> _Task description_
Return the stretch of the records from the start through the line containing "svg-text:$: $ xyxy=(512,175,521,192)", reproducing those lines exactly.
--- begin ---
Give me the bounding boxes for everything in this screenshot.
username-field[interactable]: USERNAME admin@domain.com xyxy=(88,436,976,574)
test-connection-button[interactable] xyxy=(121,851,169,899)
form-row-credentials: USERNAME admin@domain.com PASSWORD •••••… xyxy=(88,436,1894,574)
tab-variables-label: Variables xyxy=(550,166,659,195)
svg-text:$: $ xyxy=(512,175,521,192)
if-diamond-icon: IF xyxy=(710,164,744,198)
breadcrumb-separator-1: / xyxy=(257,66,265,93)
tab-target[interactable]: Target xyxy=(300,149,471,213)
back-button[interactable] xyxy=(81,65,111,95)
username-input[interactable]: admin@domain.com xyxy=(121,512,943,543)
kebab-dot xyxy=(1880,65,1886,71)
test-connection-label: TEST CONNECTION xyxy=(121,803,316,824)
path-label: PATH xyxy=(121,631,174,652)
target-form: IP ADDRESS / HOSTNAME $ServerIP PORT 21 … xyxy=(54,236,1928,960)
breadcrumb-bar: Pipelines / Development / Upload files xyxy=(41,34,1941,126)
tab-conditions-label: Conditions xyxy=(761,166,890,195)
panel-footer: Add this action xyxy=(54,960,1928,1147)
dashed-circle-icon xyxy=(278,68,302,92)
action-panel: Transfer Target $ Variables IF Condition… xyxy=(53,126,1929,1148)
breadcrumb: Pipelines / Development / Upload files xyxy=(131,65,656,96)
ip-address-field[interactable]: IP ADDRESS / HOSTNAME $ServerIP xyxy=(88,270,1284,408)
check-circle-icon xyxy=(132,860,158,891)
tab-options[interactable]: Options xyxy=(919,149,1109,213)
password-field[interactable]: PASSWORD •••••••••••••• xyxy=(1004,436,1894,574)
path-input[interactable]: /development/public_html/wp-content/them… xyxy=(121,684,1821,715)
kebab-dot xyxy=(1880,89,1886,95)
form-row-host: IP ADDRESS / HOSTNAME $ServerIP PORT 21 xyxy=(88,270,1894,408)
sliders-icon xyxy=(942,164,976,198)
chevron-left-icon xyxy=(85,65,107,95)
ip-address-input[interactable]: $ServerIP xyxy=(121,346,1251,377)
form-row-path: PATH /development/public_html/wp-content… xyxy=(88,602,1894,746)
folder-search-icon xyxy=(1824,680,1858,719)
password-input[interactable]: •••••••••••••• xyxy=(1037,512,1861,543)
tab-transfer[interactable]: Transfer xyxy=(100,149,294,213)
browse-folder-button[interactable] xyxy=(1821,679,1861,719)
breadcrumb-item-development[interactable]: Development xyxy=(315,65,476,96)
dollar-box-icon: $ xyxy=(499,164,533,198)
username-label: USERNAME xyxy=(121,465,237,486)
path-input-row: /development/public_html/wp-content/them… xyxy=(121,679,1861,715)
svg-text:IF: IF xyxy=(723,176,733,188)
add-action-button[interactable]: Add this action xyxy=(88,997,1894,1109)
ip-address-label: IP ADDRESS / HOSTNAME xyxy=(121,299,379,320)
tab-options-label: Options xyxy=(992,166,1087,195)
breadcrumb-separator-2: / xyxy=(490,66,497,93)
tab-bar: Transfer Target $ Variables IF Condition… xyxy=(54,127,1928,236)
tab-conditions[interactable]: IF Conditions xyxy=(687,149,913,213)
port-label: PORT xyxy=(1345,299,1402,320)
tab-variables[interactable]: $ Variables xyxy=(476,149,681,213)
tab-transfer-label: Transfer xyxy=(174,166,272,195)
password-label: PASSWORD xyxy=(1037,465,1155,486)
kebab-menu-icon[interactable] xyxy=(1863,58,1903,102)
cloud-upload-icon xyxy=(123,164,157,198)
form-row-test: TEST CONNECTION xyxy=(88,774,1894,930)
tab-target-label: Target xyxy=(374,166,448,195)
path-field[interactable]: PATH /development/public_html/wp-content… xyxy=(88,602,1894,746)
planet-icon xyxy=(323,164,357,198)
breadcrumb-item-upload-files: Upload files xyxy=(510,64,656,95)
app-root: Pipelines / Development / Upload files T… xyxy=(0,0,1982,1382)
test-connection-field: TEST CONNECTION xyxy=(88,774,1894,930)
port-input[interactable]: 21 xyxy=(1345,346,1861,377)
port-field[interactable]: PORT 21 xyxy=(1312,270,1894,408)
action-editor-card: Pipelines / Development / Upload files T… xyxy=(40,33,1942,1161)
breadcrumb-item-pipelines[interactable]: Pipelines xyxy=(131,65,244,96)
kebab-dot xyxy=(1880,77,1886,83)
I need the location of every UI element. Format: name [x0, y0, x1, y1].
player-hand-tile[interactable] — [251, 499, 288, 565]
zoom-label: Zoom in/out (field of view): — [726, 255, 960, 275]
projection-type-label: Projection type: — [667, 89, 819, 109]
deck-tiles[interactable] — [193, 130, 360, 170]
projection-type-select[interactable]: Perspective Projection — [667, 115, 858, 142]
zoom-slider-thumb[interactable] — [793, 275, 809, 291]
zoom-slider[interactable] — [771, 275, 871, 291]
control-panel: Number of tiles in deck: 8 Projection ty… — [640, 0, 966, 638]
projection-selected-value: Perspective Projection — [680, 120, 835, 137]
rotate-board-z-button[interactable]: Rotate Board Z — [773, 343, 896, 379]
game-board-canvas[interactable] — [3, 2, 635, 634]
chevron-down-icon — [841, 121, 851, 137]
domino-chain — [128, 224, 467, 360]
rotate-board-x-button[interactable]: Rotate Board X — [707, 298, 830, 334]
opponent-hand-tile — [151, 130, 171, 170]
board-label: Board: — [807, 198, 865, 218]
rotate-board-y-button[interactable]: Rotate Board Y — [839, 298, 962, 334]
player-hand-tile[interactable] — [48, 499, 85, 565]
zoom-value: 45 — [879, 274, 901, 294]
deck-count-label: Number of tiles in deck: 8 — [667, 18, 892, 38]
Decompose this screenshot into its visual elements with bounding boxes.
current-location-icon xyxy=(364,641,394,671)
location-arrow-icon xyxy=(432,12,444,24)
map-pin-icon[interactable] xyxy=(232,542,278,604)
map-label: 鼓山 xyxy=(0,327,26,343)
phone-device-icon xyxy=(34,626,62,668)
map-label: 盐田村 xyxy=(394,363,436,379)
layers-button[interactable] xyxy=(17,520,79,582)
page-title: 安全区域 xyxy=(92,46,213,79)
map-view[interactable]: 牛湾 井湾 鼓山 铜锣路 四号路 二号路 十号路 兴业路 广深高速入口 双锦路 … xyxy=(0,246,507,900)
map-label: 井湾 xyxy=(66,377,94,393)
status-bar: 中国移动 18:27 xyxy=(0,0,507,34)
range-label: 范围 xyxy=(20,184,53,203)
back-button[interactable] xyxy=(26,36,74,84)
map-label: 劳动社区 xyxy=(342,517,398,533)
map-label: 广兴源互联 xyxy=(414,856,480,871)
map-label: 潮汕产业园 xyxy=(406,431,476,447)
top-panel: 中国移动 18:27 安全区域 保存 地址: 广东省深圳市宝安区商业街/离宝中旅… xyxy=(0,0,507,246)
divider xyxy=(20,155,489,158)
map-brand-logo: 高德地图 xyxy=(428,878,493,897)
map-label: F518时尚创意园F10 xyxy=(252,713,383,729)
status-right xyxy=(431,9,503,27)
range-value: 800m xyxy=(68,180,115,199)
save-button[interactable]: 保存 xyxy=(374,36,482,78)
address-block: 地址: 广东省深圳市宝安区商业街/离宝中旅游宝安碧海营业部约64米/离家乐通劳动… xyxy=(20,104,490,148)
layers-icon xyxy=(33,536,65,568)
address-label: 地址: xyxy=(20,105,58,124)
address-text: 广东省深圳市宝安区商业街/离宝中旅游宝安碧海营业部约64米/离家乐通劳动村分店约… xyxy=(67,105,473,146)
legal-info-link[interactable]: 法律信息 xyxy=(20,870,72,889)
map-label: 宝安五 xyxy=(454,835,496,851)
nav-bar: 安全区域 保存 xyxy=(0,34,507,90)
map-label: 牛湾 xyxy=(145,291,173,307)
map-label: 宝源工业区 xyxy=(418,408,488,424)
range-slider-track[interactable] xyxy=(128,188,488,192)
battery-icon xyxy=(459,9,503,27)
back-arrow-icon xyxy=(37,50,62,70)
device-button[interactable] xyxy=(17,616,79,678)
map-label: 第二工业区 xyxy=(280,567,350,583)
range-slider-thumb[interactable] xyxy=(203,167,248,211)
--- end ---
> _Exercise result_
Give me the bounding boxes for everything in this screenshot.
username-field[interactable]: USERNAME admin@domain.com xyxy=(88,436,976,574)
test-connection-button[interactable] xyxy=(121,851,169,899)
form-row-credentials: USERNAME admin@domain.com PASSWORD •••••… xyxy=(88,436,1894,574)
tab-variables-label: Variables xyxy=(550,166,659,195)
svg-text:$: $ xyxy=(512,175,521,192)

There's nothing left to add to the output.